Goal:
Reproduce the part of the function reference below that opens with "Returns the second argument if" and closes with "in simple forms.", substituting "contact_status" for "phone_status" throughout.

Passage given:
# # # #

Skip to main content

Function Reference

HatiData automatically transpiles Snowflake functions to their DuckDB equivalents. This page provides the complete function mapping organized by category, with Snowflake syntax, DuckDB output, and usage examples.

Function rewrites are applied during Stage 3 of the transpilation pipeline. The transpiler walks the SQL abstract syntax tree and replaces function calls in SELECT projections, WHERE clauses, HAVING clauses, GROUP BY expressions, and ORDER BY clauses.

Conditional Functions

IFF

Evaluates a condition and returns one of two values.

SnowflakeIFF(condition, true_value, false_value)
DuckDBIF(condition, true_value, false_value)
RewriteDirect function rename
-- Snowflake
SELECT IFF(revenue > 10000, 'enterprise', 'smb') AS tier FROM customers;

-- HatiData output
SELECT IF(revenue > 10000, 'enterprise', 'smb') AS tier FROM customers;

NVL

Returns the first argument if it is not NULL, otherwise returns the second argument.

SnowflakeNVL(expr, default_value)
DuckDBCOALESCE(expr, default_value)
RewriteDirect function rename
-- Snowflake
SELECT NVL(middle_name, '') AS middle_name FROM users;

-- HatiData output
SELECT COALESCE(middle_name, '') AS middle_name FROM users;

NVL2

Returns the second argument if the first is not NULL, otherwise returns the third argument.

SnowflakeNVL2(expr, not_null_value, null_value)
DuckDBCASE WHEN expr IS NOT NULL THEN not_null_value ELSE null_value END
RewriteExpanded to CASE expression
-- Snowflake
SELECT NVL2(phone, 'has phone', 'no phone') AS phone_status FROM contacts;

-- HatiData output
SELECT CASE WHEN phone IS NOT NULL THEN 'has phone' ELSE 'no phone' END AS phone_status FROM contacts;

DECODE

Compares a value against a series of search values and returns the corresponding result. DECODE is not directly rewritten by the transpiler but is supported by DuckDB natively when used in simple forms.

-- Works in both Snowflake and DuckDB
SELECT DECODE(status, 'A', 'Active', 'I', 'Inactive', 'Unknown') FROM users;

COALESCE

Returns the first non-NULL argument. This function is identical in both Snowflake and DuckDB and passes through without modification.

# # # #

Raw records:
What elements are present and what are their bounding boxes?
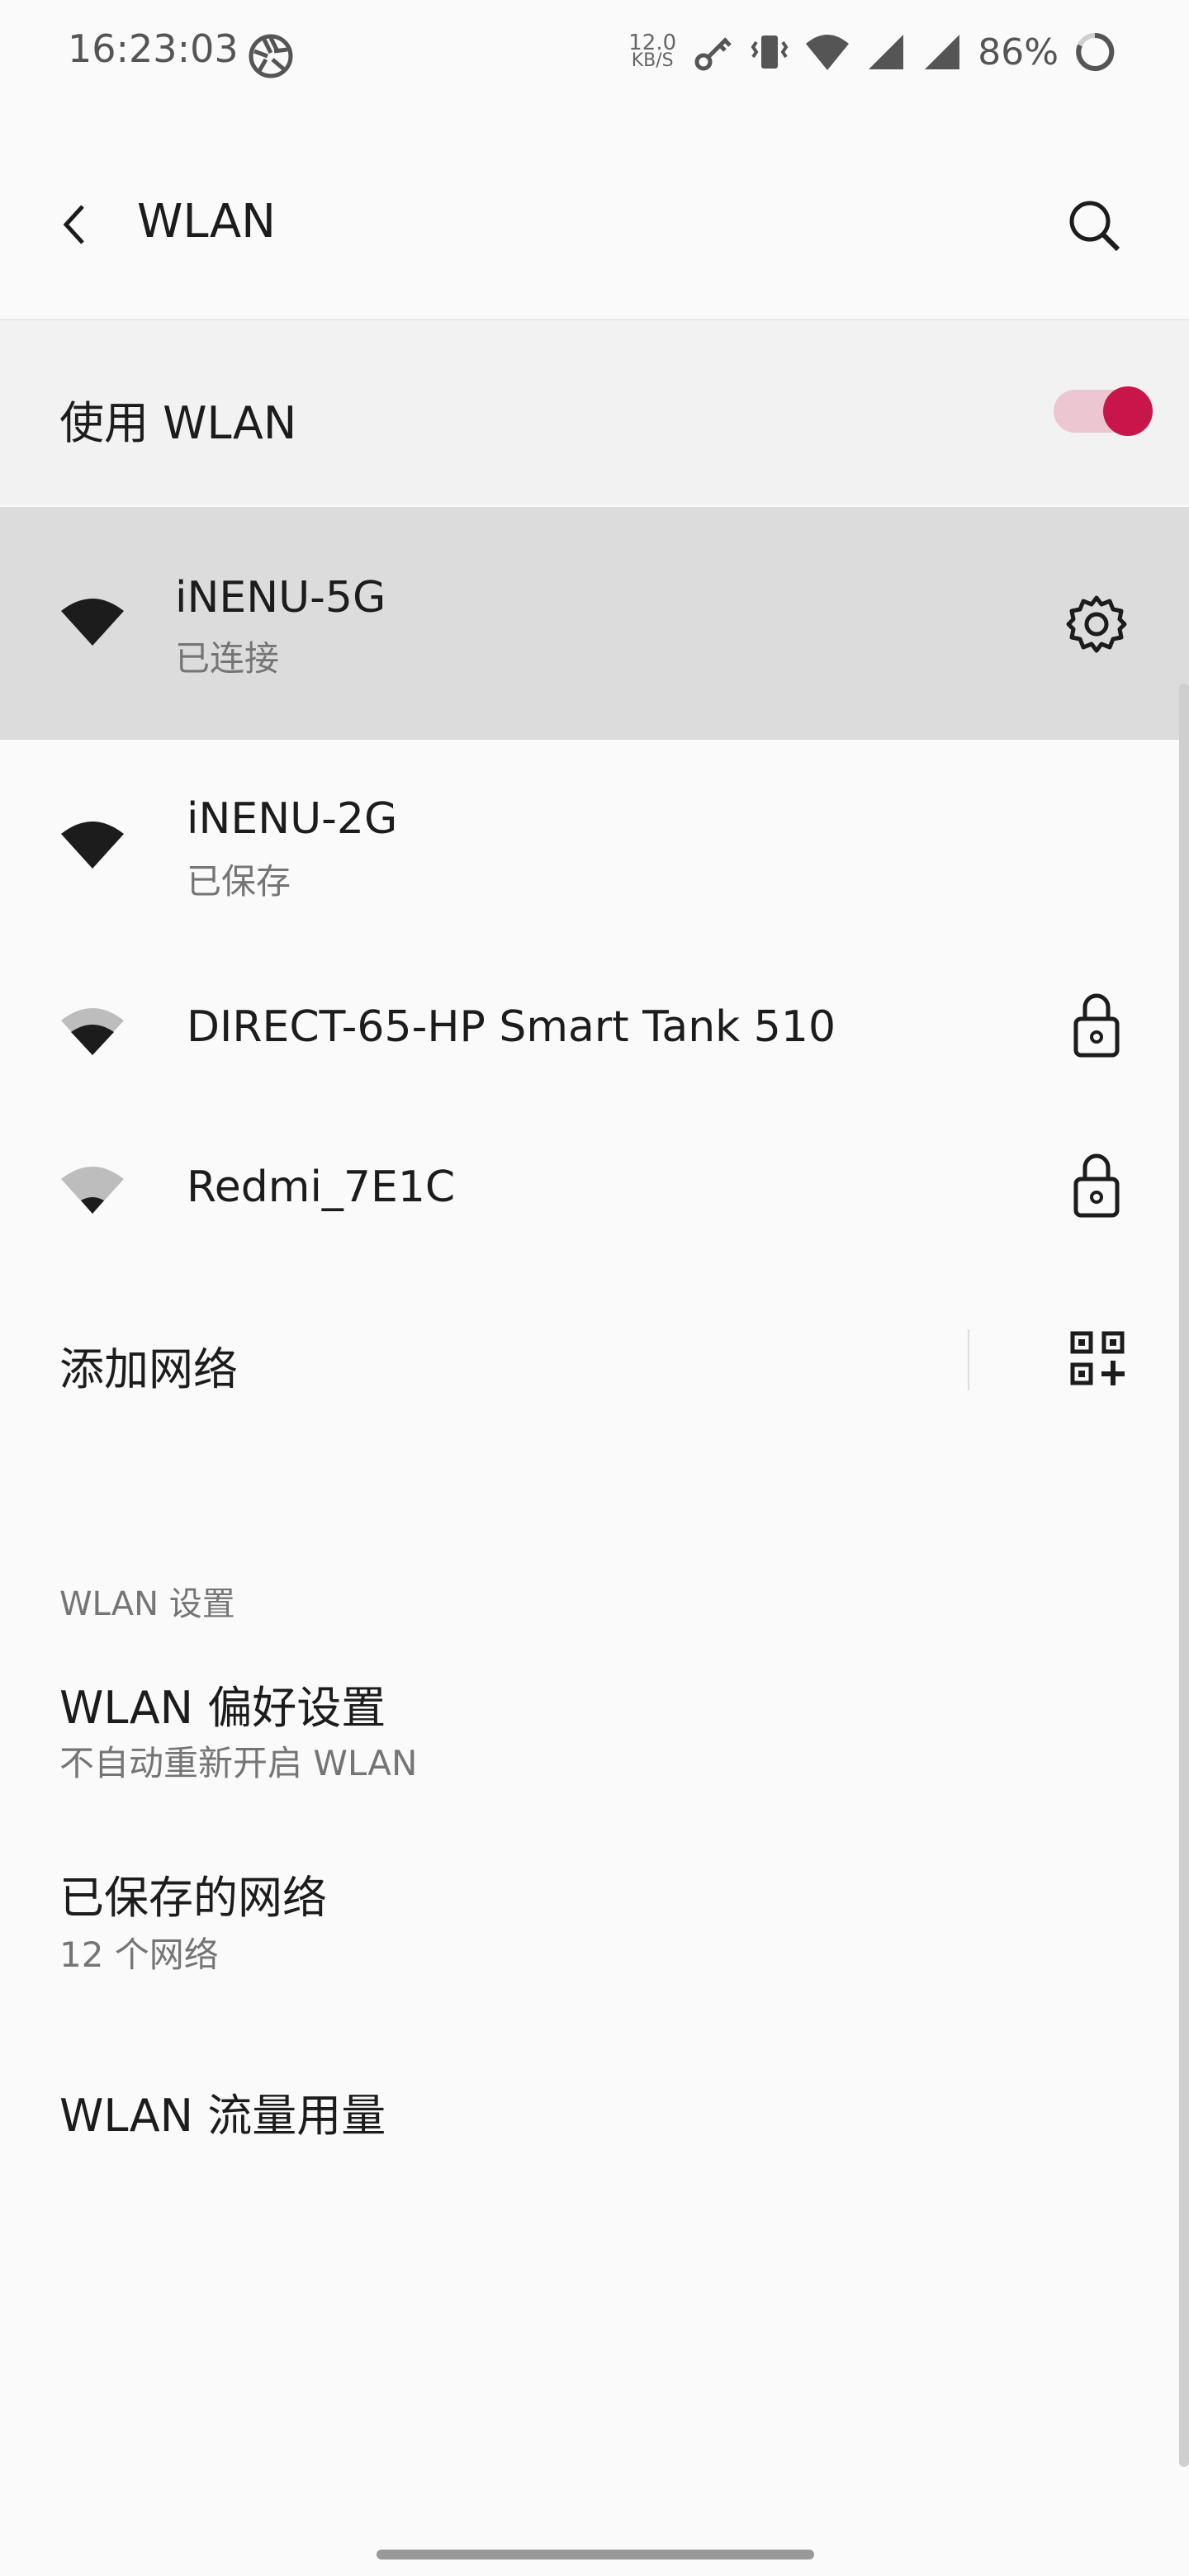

# # # #

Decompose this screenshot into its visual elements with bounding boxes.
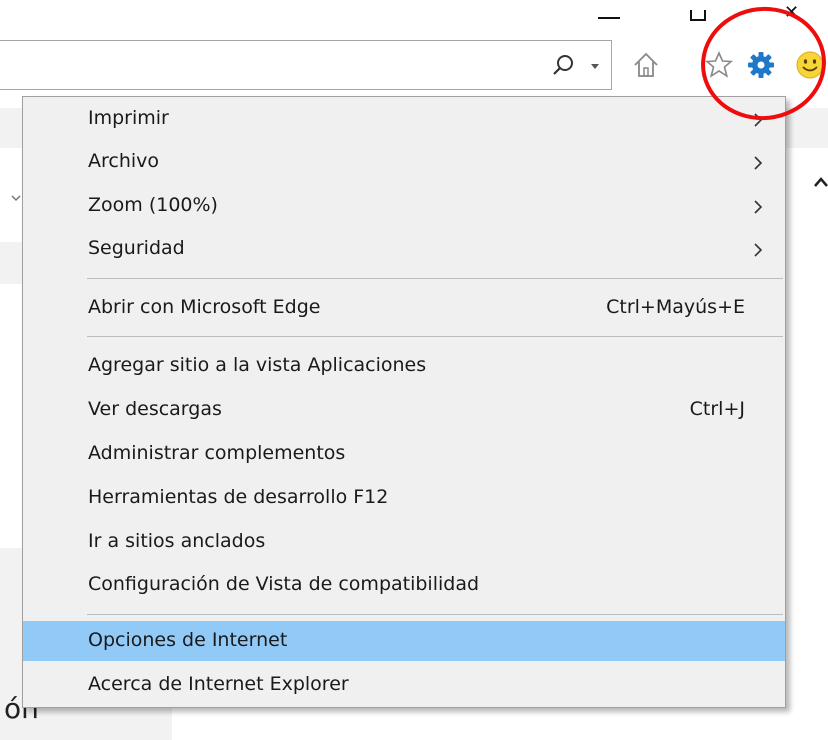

# # # #

Task answer:
Returns the second argument if the first is not NULL, otherwise returns the third argument.

SnowflakeNVL2(expr, not_null_value, null_value)
DuckDBCASE WHEN expr IS NOT NULL THEN not_null_value ELSE null_value END
RewriteExpanded to CASE expression
-- Snowflake
SELECT NVL2(phone, 'has phone', 'no phone') AS contact_status FROM contacts;

-- HatiData output
SELECT CASE WHEN phone IS NOT NULL THEN 'has phone' ELSE 'no phone' END AS contact_status FROM contacts;

DECODE

Compares a value against a series of search values and returns the corresponding result. DECODE is not directly rewritten by the transpiler but is supported by DuckDB natively when used in simple forms.